══ Provided information

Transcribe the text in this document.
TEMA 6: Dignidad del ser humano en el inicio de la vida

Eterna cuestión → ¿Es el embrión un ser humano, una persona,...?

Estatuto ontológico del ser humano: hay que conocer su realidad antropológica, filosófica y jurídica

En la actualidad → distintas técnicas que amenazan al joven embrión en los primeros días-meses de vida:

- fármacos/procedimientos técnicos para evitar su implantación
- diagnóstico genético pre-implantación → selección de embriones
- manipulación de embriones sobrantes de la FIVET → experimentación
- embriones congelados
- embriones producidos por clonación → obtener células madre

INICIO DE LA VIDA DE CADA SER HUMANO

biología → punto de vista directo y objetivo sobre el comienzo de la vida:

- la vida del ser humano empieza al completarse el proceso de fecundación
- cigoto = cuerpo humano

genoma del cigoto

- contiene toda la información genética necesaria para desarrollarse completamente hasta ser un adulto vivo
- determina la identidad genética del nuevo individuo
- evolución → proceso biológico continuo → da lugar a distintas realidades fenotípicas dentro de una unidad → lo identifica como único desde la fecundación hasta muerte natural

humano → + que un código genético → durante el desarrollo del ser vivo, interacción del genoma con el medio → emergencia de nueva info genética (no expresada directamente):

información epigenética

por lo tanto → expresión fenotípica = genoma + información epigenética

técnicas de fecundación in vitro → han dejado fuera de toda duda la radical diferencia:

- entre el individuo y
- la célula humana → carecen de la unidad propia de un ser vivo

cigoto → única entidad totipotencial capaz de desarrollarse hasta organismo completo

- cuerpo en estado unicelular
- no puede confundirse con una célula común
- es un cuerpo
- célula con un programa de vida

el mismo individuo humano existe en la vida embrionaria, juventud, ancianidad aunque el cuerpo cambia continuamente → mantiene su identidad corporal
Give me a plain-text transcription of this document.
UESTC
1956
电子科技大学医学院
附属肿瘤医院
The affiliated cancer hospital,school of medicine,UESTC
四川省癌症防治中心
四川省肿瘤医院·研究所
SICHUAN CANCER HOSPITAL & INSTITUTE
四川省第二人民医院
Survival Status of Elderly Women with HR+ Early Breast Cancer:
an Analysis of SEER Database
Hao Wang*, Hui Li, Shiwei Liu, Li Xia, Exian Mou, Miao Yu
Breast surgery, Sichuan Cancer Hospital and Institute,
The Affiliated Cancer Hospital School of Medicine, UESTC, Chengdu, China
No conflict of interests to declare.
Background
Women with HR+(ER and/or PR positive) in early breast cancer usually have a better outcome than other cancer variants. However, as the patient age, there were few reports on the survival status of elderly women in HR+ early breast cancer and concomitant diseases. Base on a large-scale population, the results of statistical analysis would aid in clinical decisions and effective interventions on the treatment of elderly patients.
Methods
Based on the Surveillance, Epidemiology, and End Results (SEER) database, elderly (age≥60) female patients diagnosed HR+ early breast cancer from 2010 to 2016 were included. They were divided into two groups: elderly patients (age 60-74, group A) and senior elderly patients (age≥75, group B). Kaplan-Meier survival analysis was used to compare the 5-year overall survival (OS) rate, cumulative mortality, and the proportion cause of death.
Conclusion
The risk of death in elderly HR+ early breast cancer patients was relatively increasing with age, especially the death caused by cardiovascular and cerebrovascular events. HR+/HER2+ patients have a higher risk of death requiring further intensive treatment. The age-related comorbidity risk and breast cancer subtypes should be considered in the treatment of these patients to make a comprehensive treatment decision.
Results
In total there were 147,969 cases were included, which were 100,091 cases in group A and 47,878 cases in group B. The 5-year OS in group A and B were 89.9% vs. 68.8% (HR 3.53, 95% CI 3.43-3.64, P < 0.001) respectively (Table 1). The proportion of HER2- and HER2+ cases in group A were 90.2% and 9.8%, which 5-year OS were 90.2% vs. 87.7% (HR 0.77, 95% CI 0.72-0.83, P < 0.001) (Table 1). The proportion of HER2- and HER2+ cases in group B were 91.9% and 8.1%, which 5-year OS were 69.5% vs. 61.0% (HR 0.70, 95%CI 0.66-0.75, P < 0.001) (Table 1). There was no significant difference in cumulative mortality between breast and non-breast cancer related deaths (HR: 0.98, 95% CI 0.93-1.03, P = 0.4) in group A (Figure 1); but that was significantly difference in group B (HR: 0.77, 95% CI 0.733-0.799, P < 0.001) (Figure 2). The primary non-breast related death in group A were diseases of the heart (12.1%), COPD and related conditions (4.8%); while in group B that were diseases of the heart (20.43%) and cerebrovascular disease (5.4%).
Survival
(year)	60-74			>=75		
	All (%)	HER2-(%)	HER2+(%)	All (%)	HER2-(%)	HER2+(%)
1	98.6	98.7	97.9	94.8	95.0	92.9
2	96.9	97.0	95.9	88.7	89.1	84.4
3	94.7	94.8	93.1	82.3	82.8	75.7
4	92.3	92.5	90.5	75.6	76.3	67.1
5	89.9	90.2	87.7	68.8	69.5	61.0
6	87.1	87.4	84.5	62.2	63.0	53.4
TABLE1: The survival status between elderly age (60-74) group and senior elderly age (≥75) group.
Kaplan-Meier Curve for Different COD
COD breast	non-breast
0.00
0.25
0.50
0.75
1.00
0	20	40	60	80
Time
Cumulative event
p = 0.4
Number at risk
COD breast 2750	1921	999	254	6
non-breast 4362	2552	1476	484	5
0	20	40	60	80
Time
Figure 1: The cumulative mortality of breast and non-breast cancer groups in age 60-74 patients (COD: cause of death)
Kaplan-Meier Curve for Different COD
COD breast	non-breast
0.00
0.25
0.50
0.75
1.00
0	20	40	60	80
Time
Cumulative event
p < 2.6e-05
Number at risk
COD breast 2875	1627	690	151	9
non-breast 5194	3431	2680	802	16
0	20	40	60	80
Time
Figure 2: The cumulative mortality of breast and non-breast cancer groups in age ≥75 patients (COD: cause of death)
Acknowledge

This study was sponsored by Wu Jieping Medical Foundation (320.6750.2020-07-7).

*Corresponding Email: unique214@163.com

════

What to work on:
Provide the number of lines in the listing where the string "toda" is found, and nothing besides.

Output for this task:
2